**Supplied records**
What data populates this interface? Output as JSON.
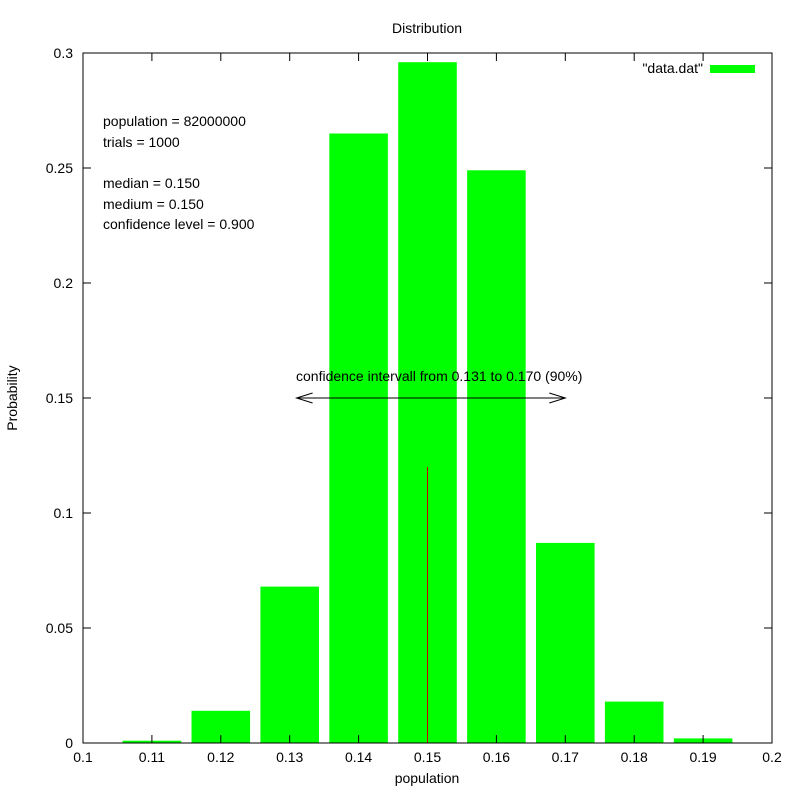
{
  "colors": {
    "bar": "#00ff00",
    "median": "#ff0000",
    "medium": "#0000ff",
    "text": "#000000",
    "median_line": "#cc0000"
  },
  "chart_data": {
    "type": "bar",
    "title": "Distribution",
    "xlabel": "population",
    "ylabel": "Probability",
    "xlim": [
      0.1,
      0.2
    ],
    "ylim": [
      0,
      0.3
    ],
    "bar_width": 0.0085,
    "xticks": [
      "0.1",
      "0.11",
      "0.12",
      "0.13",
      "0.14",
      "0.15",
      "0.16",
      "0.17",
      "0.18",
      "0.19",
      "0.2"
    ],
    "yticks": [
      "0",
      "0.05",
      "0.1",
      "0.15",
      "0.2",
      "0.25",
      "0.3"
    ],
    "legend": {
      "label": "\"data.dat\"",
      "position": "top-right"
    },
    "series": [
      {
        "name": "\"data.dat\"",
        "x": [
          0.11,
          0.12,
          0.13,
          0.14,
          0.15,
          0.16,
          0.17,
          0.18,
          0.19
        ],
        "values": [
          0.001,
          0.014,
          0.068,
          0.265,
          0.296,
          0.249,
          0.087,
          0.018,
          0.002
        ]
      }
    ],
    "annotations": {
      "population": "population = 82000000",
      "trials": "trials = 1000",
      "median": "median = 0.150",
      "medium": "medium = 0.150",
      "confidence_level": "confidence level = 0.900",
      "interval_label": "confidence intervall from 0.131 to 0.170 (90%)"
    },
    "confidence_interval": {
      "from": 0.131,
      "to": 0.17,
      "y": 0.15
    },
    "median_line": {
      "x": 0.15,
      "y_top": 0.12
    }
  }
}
...
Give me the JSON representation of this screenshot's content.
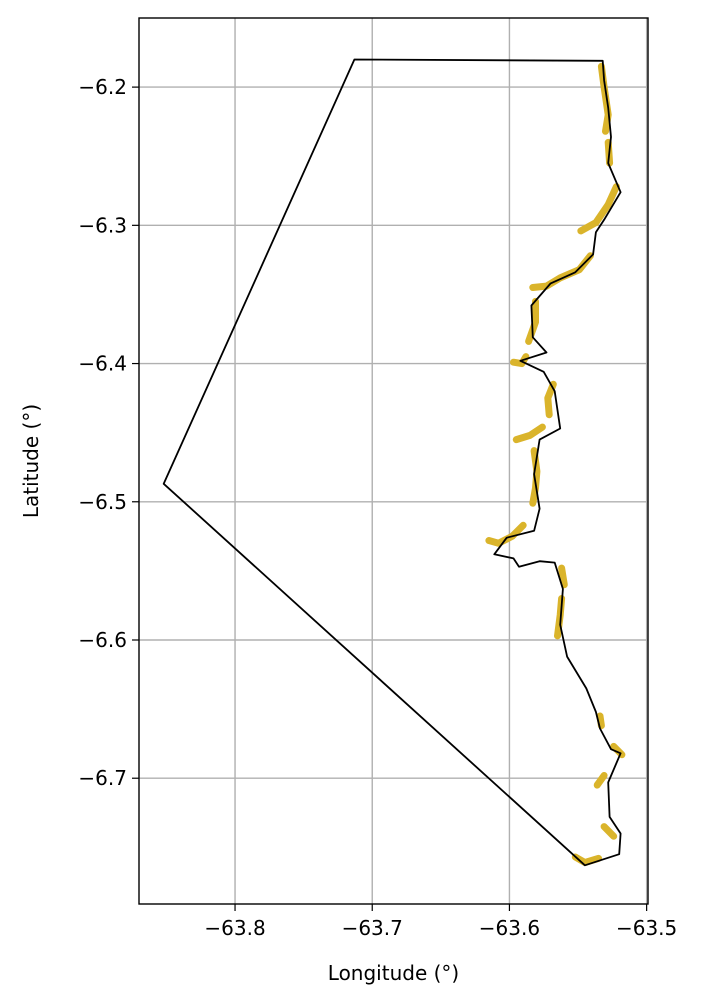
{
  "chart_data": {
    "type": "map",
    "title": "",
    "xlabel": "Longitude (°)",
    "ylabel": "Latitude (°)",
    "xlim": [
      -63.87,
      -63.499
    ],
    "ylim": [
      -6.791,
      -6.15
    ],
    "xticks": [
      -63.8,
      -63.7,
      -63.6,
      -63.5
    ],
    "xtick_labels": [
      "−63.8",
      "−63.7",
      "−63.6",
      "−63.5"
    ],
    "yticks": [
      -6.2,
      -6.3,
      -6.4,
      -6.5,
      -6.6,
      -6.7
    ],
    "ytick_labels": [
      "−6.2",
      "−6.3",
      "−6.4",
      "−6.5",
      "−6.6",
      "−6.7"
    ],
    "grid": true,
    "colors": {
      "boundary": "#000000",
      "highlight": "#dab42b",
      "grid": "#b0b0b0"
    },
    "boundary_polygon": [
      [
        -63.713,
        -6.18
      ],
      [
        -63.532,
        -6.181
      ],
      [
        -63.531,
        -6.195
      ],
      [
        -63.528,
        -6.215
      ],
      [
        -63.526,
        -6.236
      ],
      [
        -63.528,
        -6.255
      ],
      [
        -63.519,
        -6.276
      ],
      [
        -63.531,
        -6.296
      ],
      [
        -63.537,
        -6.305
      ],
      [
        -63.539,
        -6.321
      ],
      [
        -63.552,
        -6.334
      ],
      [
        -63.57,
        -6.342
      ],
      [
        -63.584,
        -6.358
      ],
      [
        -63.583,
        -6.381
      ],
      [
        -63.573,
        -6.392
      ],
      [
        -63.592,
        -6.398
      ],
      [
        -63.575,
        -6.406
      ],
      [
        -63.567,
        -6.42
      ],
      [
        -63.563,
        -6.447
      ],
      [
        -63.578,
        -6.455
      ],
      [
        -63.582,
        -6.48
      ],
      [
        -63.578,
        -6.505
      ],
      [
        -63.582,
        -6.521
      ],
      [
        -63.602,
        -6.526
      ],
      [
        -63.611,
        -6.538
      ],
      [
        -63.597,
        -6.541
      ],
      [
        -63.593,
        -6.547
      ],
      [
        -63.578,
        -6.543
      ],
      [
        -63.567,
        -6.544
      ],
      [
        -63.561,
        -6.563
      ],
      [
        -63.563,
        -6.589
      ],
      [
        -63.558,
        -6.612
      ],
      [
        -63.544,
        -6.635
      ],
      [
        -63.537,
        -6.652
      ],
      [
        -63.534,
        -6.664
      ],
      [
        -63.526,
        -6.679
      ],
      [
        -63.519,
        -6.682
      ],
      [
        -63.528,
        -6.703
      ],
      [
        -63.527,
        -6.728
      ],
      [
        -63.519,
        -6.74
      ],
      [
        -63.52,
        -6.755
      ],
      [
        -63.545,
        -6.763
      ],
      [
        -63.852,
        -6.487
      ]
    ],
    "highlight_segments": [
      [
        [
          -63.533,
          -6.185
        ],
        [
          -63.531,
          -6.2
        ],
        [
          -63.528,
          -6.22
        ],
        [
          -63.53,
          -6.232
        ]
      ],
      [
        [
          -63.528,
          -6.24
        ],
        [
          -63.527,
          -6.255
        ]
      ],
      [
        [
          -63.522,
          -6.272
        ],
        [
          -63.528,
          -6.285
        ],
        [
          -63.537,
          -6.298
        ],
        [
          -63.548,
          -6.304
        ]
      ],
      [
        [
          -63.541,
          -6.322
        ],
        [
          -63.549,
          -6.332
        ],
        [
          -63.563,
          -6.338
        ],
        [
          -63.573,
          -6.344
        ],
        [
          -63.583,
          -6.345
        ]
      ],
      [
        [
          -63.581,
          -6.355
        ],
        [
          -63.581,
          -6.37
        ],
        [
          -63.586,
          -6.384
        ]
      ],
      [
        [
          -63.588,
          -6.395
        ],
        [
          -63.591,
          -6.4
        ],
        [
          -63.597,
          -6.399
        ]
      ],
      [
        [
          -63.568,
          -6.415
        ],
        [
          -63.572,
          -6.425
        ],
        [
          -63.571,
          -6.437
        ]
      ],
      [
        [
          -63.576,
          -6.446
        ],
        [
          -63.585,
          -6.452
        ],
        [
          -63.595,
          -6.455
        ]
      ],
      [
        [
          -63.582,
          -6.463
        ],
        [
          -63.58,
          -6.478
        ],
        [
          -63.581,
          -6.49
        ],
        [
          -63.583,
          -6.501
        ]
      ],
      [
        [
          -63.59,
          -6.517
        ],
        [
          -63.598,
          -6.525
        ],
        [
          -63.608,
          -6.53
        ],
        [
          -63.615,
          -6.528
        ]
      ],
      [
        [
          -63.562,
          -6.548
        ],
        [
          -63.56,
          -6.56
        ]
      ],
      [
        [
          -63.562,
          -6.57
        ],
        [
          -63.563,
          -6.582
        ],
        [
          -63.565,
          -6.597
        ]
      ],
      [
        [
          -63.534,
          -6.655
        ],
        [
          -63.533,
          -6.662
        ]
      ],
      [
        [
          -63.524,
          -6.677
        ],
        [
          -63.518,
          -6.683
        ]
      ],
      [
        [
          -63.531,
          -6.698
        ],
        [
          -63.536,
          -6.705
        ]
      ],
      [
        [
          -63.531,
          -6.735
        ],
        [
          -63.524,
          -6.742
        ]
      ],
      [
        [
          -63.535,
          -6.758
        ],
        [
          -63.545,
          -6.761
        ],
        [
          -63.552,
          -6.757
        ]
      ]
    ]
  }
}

**Brief**
Go through the records above and copy every line with the word "JSON".

**Reply**
What data populates this interface? Output as JSON.
Give me the JSON representation of this screenshot's content.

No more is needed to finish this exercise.